- _Instruction_
Exactly reproduce each record listed below.

- _Listing_
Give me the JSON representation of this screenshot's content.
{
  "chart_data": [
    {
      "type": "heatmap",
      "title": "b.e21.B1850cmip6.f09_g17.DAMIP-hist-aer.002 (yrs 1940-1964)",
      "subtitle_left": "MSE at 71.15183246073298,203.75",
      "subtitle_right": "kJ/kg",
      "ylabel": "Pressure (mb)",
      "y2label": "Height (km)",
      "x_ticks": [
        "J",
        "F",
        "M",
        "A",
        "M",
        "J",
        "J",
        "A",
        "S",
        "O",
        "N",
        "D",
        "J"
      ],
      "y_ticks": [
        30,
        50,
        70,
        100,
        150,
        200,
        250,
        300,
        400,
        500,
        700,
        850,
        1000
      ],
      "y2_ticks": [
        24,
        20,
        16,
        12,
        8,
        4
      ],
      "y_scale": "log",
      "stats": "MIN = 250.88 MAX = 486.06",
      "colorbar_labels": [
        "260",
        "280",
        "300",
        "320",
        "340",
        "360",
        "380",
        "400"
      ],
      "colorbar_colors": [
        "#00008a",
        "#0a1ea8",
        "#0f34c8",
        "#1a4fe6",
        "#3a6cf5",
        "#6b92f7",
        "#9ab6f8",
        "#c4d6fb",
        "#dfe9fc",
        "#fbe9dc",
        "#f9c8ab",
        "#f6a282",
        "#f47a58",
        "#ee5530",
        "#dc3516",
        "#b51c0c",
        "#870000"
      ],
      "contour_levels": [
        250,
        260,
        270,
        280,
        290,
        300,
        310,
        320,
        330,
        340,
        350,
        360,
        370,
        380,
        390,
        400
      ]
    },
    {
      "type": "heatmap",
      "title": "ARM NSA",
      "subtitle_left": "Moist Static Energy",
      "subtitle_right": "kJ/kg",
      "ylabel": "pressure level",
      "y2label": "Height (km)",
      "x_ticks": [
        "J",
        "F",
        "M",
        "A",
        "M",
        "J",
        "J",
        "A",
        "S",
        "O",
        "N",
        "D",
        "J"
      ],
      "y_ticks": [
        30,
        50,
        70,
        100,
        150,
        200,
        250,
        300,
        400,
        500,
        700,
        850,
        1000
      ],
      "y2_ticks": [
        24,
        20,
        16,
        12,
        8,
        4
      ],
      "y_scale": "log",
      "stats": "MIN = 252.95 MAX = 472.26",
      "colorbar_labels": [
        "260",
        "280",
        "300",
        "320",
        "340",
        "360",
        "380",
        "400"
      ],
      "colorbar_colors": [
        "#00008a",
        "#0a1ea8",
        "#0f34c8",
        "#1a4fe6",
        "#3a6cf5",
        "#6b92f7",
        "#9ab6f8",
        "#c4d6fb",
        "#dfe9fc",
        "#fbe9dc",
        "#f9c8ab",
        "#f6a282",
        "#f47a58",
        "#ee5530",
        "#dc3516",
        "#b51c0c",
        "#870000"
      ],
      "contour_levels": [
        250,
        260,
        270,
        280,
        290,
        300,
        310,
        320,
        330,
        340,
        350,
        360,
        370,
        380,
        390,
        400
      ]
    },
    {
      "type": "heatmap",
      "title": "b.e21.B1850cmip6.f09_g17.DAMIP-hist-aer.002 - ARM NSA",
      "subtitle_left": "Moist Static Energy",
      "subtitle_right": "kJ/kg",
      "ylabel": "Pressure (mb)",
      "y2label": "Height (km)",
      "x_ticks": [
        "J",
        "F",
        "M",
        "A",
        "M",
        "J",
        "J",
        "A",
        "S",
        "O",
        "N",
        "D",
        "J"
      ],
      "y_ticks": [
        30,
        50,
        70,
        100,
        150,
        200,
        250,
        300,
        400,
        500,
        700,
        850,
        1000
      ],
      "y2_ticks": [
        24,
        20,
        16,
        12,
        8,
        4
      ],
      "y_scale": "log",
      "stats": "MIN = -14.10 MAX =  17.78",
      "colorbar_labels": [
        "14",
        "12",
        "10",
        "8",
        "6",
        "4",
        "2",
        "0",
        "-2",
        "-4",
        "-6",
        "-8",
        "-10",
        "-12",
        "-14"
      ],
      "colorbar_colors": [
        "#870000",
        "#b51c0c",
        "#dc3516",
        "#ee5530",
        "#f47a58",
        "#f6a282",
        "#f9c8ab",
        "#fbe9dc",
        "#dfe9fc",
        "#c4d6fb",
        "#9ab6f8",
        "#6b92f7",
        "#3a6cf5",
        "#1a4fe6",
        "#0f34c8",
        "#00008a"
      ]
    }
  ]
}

- _Solution to this task_
Give me the JSON representation of this screenshot's content.
{
  "chart_data": [
    {
      "type": "heatmap",
      "title": "b.e21.B1850cmip6.f09_g17.DAMIP-hist-aer.002 (yrs 1940-1964)",
      "subtitle_left": "MSE at 71.15183246073298,203.75",
      "subtitle_right": "kJ/kg",
      "ylabel": "Pressure (mb)",
      "y2label": "Height (km)",
      "x_ticks": [
        "J",
        "F",
        "M",
        "A",
        "M",
        "J",
        "J",
        "A",
        "S",
        "O",
        "N",
        "D",
        "J"
      ],
      "y_ticks": [
        30,
        50,
        70,
        100,
        150,
        200,
        250,
        300,
        400,
        500,
        700,
        850,
        1000
      ],
      "y2_ticks": [
        24,
        20,
        16,
        12,
        8,
        4
      ],
      "y_scale": "log",
      "stats": "MIN = 250.88 MAX = 486.06",
      "colorbar_labels": [
        "260",
        "280",
        "300",
        "320",
        "340",
        "360",
        "380",
        "400"
      ],
      "colorbar_colors": [
        "#00008a",
        "#0a1ea8",
        "#0f34c8",
        "#1a4fe6",
        "#3a6cf5",
        "#6b92f7",
        "#9ab6f8",
        "#c4d6fb",
        "#dfe9fc",
        "#fbe9dc",
        "#f9c8ab",
        "#f6a282",
        "#f47a58",
        "#ee5530",
        "#dc3516",
        "#b51c0c",
        "#870000"
      ],
      "contour_levels": [
        250,
        260,
        270,
        280,
        290,
        300,
        310,
        320,
        330,
        340,
        350,
        360,
        370,
        380,
        390,
        400
      ]
    },
    {
      "type": "heatmap",
      "title": "ARM NSA",
      "subtitle_left": "Moist Static Energy",
      "subtitle_right": "kJ/kg",
      "ylabel": "pressure level",
      "y2label": "Height (km)",
      "x_ticks": [
        "J",
        "F",
        "M",
        "A",
        "M",
        "J",
        "J",
        "A",
        "S",
        "O",
        "N",
        "D",
        "J"
      ],
      "y_ticks": [
        30,
        50,
        70,
        100,
        150,
        200,
        250,
        300,
        400,
        500,
        700,
        850,
        1000
      ],
      "y2_ticks": [
        24,
        20,
        16,
        12,
        8,
        4
      ],
      "y_scale": "log",
      "stats": "MIN = 252.95 MAX = 472.26",
      "colorbar_labels": [
        "260",
        "280",
        "300",
        "320",
        "340",
        "360",
        "380",
        "400"
      ],
      "colorbar_colors": [
        "#00008a",
        "#0a1ea8",
        "#0f34c8",
        "#1a4fe6",
        "#3a6cf5",
        "#6b92f7",
        "#9ab6f8",
        "#c4d6fb",
        "#dfe9fc",
        "#fbe9dc",
        "#f9c8ab",
        "#f6a282",
        "#f47a58",
        "#ee5530",
        "#dc3516",
        "#b51c0c",
        "#870000"
      ],
      "contour_levels": [
        250,
        260,
        270,
        280,
        290,
        300,
        310,
        320,
        330,
        340,
        350,
        360,
        370,
        380,
        390,
        400
      ]
    },
    {
      "type": "heatmap",
      "title": "b.e21.B1850cmip6.f09_g17.DAMIP-hist-aer.002 - ARM NSA",
      "subtitle_left": "Moist Static Energy",
      "subtitle_right": "kJ/kg",
      "ylabel": "Pressure (mb)",
      "y2label": "Height (km)",
      "x_ticks": [
        "J",
        "F",
        "M",
        "A",
        "M",
        "J",
        "J",
        "A",
        "S",
        "O",
        "N",
        "D",
        "J"
      ],
      "y_ticks": [
        30,
        50,
        70,
        100,
        150,
        200,
        250,
        300,
        400,
        500,
        700,
        850,
        1000
      ],
      "y2_ticks": [
        24,
        20,
        16,
        12,
        8,
        4
      ],
      "y_scale": "log",
      "stats": "MIN = -14.10 MAX =  17.78",
      "colorbar_labels": [
        "14",
        "12",
        "10",
        "8",
        "6",
        "4",
        "2",
        "0",
        "-2",
        "-4",
        "-6",
        "-8",
        "-10",
        "-12",
        "-14"
      ],
      "colorbar_colors": [
        "#870000",
        "#b51c0c",
        "#dc3516",
        "#ee5530",
        "#f47a58",
        "#f6a282",
        "#f9c8ab",
        "#fbe9dc",
        "#dfe9fc",
        "#c4d6fb",
        "#9ab6f8",
        "#6b92f7",
        "#3a6cf5",
        "#1a4fe6",
        "#0f34c8",
        "#00008a"
      ]
    }
  ]
}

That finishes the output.